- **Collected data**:
┌────────
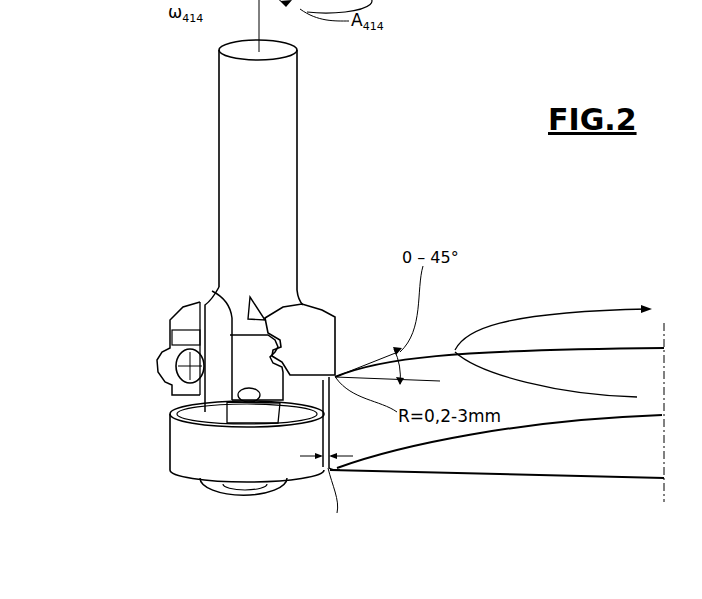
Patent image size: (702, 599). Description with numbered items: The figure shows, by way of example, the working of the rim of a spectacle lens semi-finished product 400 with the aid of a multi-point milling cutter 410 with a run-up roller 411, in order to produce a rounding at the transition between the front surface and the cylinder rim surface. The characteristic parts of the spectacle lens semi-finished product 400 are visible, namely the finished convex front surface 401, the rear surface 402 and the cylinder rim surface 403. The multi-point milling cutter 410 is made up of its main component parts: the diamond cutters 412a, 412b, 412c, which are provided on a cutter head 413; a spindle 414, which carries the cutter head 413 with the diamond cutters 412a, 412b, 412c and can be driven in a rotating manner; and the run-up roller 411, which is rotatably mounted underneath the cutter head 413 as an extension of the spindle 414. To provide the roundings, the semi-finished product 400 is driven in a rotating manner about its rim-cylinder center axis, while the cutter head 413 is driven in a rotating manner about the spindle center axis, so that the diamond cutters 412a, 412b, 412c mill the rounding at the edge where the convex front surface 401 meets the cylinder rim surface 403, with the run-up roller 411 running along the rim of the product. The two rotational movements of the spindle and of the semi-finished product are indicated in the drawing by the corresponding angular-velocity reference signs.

The multi-point milling cutter 410 is at (227, 136).
The spindle 414 is at (285, 200).
The cutter head 413 is at (212, 291).
The spectacle lens semi-finished product 400 is at (368, 346).
The finished convex front surface 401 is at (528, 350).
The rear surface 402 is at (470, 433).
The cylinder rim surface 403 is at (332, 437).
The run-up roller 411 is at (185, 443).
The diamond cutter 412a is at (157, 380).
The diamond cutter 412b is at (287, 370).
The diamond cutter 412c is at (290, 396).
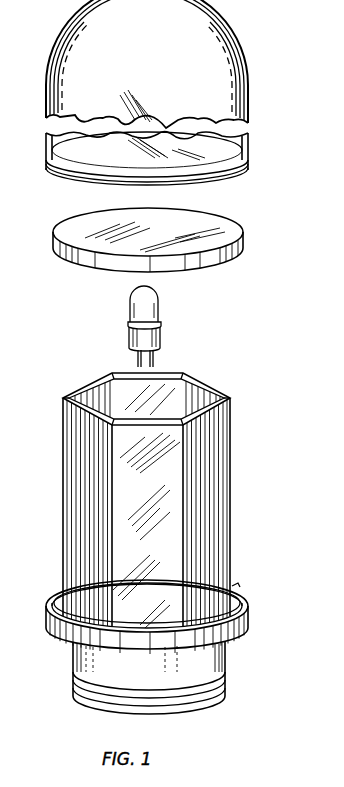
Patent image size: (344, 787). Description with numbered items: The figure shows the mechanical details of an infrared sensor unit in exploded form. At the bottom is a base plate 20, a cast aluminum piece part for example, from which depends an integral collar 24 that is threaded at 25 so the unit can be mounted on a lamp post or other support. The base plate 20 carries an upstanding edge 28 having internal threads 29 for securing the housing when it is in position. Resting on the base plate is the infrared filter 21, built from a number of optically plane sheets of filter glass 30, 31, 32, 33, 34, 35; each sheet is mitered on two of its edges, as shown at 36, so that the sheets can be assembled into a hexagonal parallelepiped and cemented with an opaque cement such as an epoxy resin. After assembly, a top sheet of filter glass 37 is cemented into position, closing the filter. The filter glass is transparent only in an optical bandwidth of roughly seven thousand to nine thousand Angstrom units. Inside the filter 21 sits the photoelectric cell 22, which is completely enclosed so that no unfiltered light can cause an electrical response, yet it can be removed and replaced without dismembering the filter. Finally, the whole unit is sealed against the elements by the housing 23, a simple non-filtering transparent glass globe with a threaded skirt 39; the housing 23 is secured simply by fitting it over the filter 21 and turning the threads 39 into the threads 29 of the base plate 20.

The base plate 20 is at (166, 607).
The infrared filter 21 is at (167, 500).
The photoelectric cell 22 is at (163, 322).
The housing 23 is at (250, 78).
The collar 24 is at (169, 677).
The threads 25 is at (228, 681).
The upstanding edge 28 is at (250, 596).
The internal threads 29 is at (236, 584).
The optically plane sheet of filter glass 30 is at (87, 513).
The optically plane sheet of filter glass 31 is at (146, 530).
The optically plane sheet of filter glass 32 is at (207, 513).
The optically plane sheet of filter glass 33 is at (94, 399).
The optically plane sheet of filter glass 34 is at (150, 399).
The optically plane sheet of filter glass 35 is at (201, 398).
The mitered edge 36 is at (232, 400).
The top sheet of filter glass 37 is at (245, 234).
The threaded skirt 39 is at (250, 158).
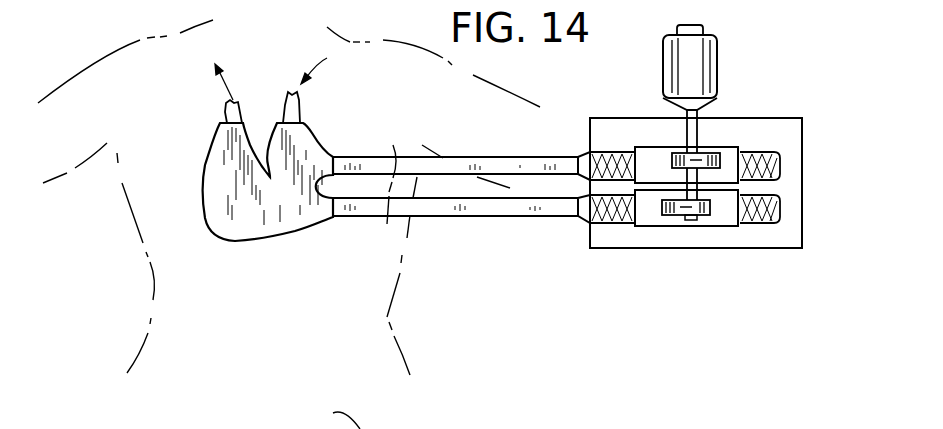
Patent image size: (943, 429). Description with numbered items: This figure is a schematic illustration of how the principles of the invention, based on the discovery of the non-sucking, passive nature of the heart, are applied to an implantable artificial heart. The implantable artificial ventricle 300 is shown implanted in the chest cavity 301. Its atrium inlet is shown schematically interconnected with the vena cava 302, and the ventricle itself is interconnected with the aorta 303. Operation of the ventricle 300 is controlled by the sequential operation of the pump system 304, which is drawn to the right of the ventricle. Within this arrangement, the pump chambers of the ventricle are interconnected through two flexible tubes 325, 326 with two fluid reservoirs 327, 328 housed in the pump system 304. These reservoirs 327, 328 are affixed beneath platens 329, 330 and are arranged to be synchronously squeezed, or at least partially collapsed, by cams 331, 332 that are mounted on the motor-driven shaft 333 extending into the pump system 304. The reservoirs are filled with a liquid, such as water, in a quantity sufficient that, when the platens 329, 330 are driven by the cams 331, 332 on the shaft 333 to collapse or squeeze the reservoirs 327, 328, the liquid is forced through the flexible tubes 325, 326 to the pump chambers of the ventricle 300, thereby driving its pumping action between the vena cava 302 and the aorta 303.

The implantable artificial ventricle 300 is at (227, 190).
The chest cavity 301 is at (237, 257).
The vena cava 302 is at (295, 115).
The aorta 303 is at (227, 110).
The pump system 304 is at (804, 203).
The flexible tube 325 is at (483, 207).
The flexible tube 326 is at (448, 163).
The fluid reservoir 327 is at (767, 227).
The fluid reservoir 328 is at (760, 160).
The platen 329 is at (652, 163).
The platen 330 is at (652, 215).
The cam 331 is at (707, 157).
The cam 332 is at (697, 216).
The motor-driven shaft 333 is at (700, 108).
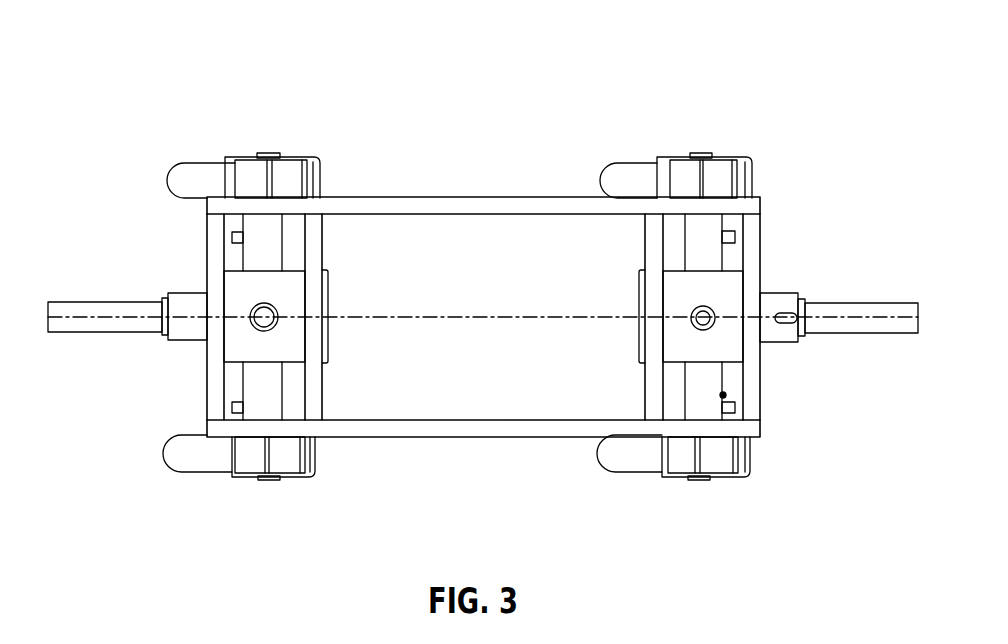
└────────
- **Task brief**: Duplicate all of the collected data above line for line, omitting the pictures from your copy.

- **Written solution**:
Patent image size: (702, 599). Description with numbered items: The figure shows, by way of example, the working of the rim of a spectacle lens semi-finished product 400 with the aid of a multi-point milling cutter 410 with a run-up roller 411, in order to produce a rounding at the transition between the front surface and the cylinder rim surface. The characteristic parts of the spectacle lens semi-finished product 400 are visible, namely the finished convex front surface 401, the rear surface 402 and the cylinder rim surface 403. The multi-point milling cutter 410 is made up of its main component parts: the diamond cutters 412a, 412b, 412c, which are provided on a cutter head 413; a spindle 414, which carries the cutter head 413 with the diamond cutters 412a, 412b, 412c and can be driven in a rotating manner; and the run-up roller 411, which is rotatably mounted underneath the cutter head 413 as an extension of the spindle 414. To provide the roundings, the semi-finished product 400 is driven in a rotating manner about its rim-cylinder center axis, while the cutter head 413 is driven in a rotating manner about the spindle center axis, so that the diamond cutters 412a, 412b, 412c mill the rounding at the edge where the convex front surface 401 meets the cylinder rim surface 403, with the run-up roller 411 running along the rim of the product. The two rotational movements of the spindle and of the semi-finished product are indicated in the drawing by the corresponding angular-velocity reference signs.

The multi-point milling cutter 410 is at (227, 136).
The spindle 414 is at (285, 200).
The cutter head 413 is at (212, 291).
The spectacle lens semi-finished product 400 is at (368, 346).
The finished convex front surface 401 is at (528, 350).
The rear surface 402 is at (470, 433).
The cylinder rim surface 403 is at (332, 437).
The run-up roller 411 is at (185, 443).
The diamond cutter 412a is at (157, 380).
The diamond cutter 412b is at (287, 370).
The diamond cutter 412c is at (290, 396).
Patent image size: (344, 787). Description with numbered items: The figure shows the mechanical details of an infrared sensor unit in exploded form. At the bottom is a base plate 20, a cast aluminum piece part for example, from which depends an integral collar 24 that is threaded at 25 so the unit can be mounted on a lamp post or other support. The base plate 20 carries an upstanding edge 28 having internal threads 29 for securing the housing when it is in position. Resting on the base plate is the infrared filter 21, built from a number of optically plane sheets of filter glass 30, 31, 32, 33, 34, 35; each sheet is mitered on two of its edges, as shown at 36, so that the sheets can be assembled into a hexagonal parallelepiped and cemented with an opaque cement such as an epoxy resin. After assembly, a top sheet of filter glass 37 is cemented into position, closing the filter. The filter glass is transparent only in an optical bandwidth of roughly seven thousand to nine thousand Angstrom units. Inside the filter 21 sits the photoelectric cell 22, which is completely enclosed so that no unfiltered light can cause an electrical response, yet it can be removed and replaced without dismembering the filter. Finally, the whole unit is sealed against the elements by the housing 23, a simple non-filtering transparent glass globe with a threaded skirt 39; the housing 23 is secured simply by fitting it over the filter 21 and turning the threads 39 into the threads 29 of the base plate 20.

The base plate 20 is at (166, 607).
The infrared filter 21 is at (167, 500).
The photoelectric cell 22 is at (163, 322).
The housing 23 is at (250, 78).
The collar 24 is at (169, 677).
The threads 25 is at (228, 681).
The upstanding edge 28 is at (250, 596).
The internal threads 29 is at (236, 584).
The optically plane sheet of filter glass 30 is at (87, 513).
The optically plane sheet of filter glass 31 is at (146, 530).
The optically plane sheet of filter glass 32 is at (207, 513).
The optically plane sheet of filter glass 33 is at (94, 399).
The optically plane sheet of filter glass 34 is at (150, 399).
The optically plane sheet of filter glass 35 is at (201, 398).
The mitered edge 36 is at (232, 400).
The top sheet of filter glass 37 is at (245, 234).
The threaded skirt 39 is at (250, 158).
Patent image size: (943, 429). Description with numbered items: This figure is a schematic illustration of how the principles of the invention, based on the discovery of the non-sucking, passive nature of the heart, are applied to an implantable artificial heart. The implantable artificial ventricle 300 is shown implanted in the chest cavity 301. Its atrium inlet is shown schematically interconnected with the vena cava 302, and the ventricle itself is interconnected with the aorta 303. Operation of the ventricle 300 is controlled by the sequential operation of the pump system 304, which is drawn to the right of the ventricle. Within this arrangement, the pump chambers of the ventricle are interconnected through two flexible tubes 325, 326 with two fluid reservoirs 327, 328 housed in the pump system 304. These reservoirs 327, 328 are affixed beneath platens 329, 330 and are arranged to be synchronously squeezed, or at least partially collapsed, by cams 331, 332 that are mounted on the motor-driven shaft 333 extending into the pump system 304. The reservoirs are filled with a liquid, such as water, in a quantity sufficient that, when the platens 329, 330 are driven by the cams 331, 332 on the shaft 333 to collapse or squeeze the reservoirs 327, 328, the liquid is forced through the flexible tubes 325, 326 to the pump chambers of the ventricle 300, thereby driving its pumping action between the vena cava 302 and the aorta 303.

The implantable artificial ventricle 300 is at (227, 190).
The chest cavity 301 is at (237, 257).
The vena cava 302 is at (295, 115).
The aorta 303 is at (227, 110).
The pump system 304 is at (804, 203).
The flexible tube 325 is at (483, 207).
The flexible tube 326 is at (448, 163).
The fluid reservoir 327 is at (767, 227).
The fluid reservoir 328 is at (760, 160).
The platen 329 is at (652, 163).
The platen 330 is at (652, 215).
The cam 331 is at (707, 157).
The cam 332 is at (697, 216).
The motor-driven shaft 333 is at (700, 108).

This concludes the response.